[EXERCISE INPUTS start]

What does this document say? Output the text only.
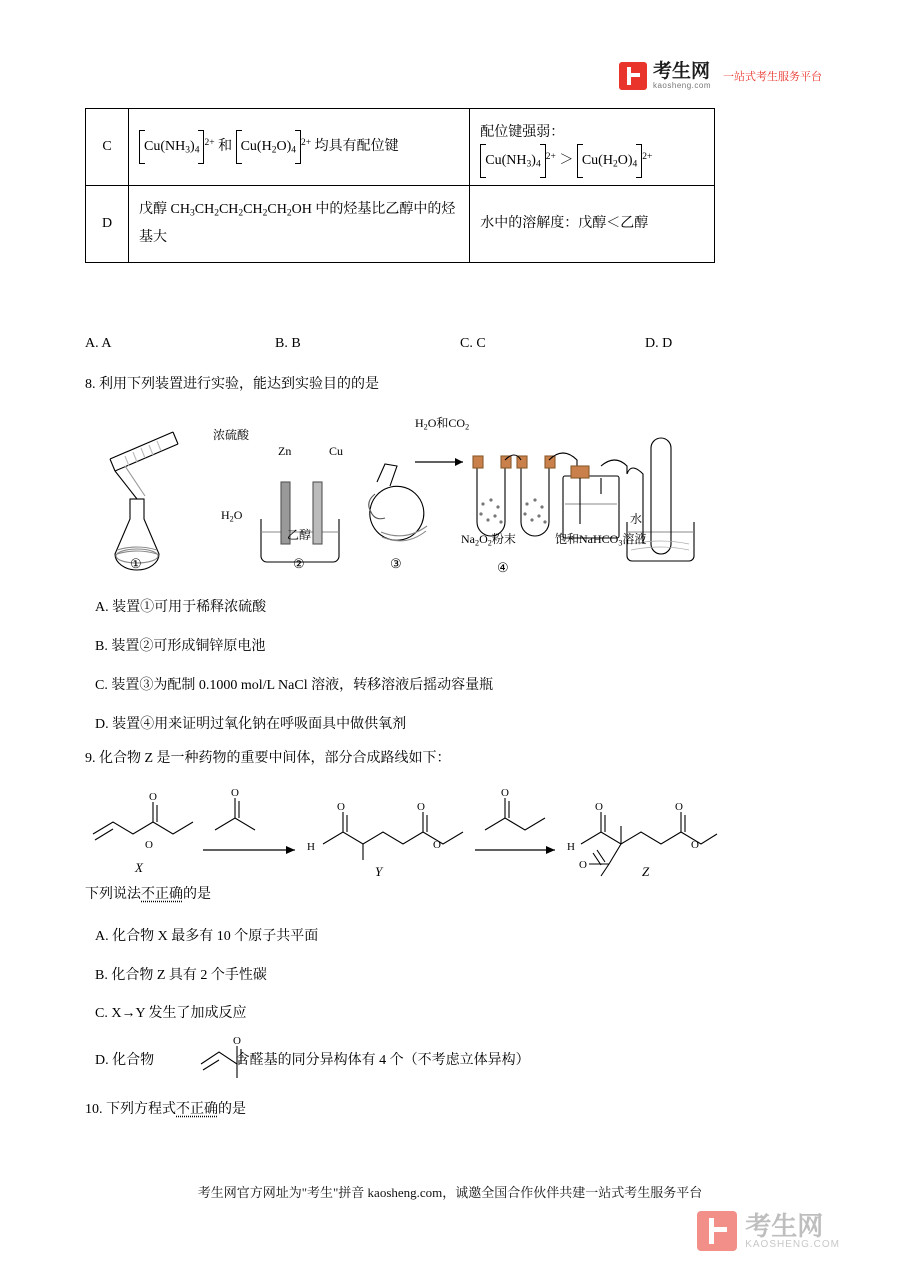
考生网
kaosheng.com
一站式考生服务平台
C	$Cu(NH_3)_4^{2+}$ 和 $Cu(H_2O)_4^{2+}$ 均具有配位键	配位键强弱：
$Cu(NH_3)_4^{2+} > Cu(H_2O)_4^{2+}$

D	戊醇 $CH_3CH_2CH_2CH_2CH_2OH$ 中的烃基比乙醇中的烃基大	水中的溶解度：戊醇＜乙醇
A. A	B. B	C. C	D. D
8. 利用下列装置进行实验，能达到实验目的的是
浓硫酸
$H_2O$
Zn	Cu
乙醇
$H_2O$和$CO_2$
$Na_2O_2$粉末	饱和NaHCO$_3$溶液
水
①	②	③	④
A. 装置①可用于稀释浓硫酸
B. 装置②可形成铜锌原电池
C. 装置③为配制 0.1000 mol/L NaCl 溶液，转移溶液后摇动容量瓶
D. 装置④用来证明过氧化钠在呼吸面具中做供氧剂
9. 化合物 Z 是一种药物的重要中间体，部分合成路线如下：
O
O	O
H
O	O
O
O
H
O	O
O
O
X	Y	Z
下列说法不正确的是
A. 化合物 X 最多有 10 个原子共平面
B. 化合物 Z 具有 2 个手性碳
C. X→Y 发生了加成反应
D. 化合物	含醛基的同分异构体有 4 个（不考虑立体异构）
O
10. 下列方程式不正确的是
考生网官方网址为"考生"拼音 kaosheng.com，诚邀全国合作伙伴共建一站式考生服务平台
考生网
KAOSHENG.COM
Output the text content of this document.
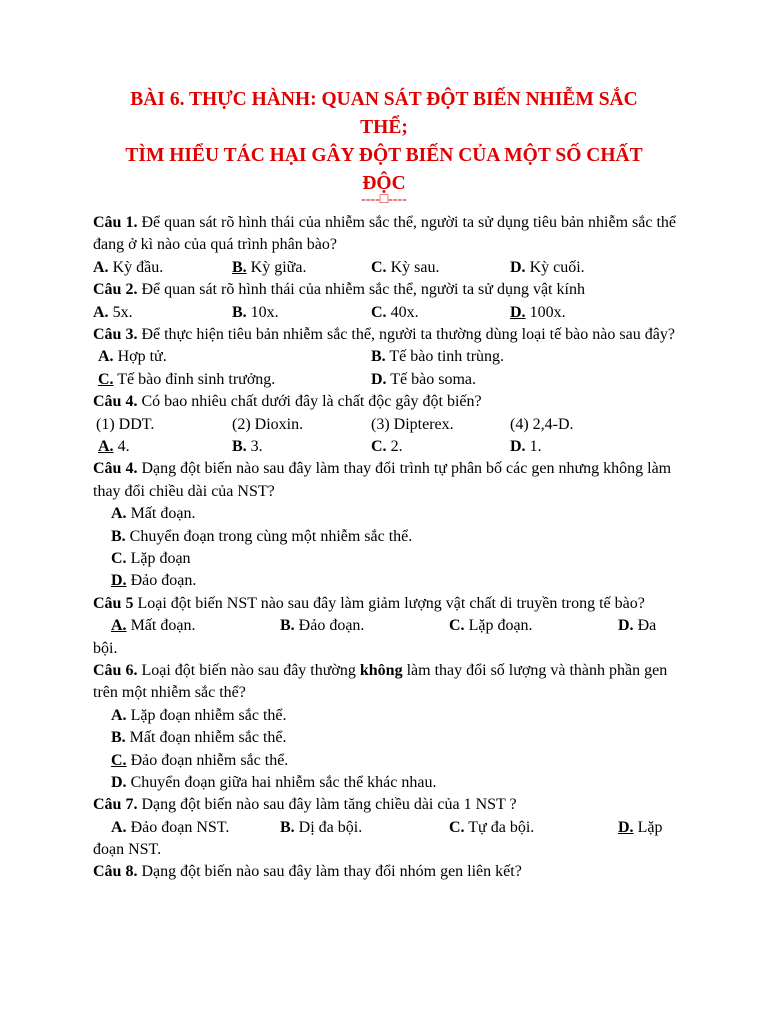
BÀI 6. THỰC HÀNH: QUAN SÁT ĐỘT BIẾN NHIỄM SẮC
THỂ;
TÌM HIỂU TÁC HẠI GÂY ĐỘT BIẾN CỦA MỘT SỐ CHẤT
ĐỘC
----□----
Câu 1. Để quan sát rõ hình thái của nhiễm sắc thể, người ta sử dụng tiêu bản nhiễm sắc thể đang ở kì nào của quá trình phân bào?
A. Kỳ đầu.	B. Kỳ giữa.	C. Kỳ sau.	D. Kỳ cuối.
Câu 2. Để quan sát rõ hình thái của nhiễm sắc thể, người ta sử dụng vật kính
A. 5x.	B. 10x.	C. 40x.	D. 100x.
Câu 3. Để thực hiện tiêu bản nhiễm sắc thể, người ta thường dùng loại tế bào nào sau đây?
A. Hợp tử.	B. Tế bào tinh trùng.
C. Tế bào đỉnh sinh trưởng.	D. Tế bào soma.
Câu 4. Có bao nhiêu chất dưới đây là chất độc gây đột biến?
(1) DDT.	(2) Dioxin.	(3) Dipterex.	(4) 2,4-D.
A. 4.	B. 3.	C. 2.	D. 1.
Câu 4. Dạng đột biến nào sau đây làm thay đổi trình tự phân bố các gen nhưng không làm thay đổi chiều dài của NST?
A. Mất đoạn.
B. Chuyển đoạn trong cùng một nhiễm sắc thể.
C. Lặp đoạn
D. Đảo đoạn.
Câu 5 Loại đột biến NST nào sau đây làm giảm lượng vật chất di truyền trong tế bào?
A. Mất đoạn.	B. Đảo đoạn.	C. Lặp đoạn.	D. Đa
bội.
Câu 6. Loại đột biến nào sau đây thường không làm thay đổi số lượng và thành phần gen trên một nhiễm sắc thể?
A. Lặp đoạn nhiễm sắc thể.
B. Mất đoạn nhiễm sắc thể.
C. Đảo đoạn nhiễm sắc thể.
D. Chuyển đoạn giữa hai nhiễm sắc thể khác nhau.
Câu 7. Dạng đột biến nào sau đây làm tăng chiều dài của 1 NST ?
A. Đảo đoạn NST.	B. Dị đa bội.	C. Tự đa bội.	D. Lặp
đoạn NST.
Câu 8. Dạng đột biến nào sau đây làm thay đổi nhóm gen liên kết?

[EXERCISE INPUTS end]

WHAT YOU HAVE TO DO | Return every line of the preceding records in which the word "thái" appears.

RESPONSE TO THIS EXERCISE |
Câu 1. Để quan sát rõ hình thái của nhiễm sắc thể, người ta sử dụng tiêu bản nhiễm sắc thể đang ở kì nào của quá trình phân bào?
Câu 2. Để quan sát rõ hình thái của nhiễm sắc thể, người ta sử dụng vật kính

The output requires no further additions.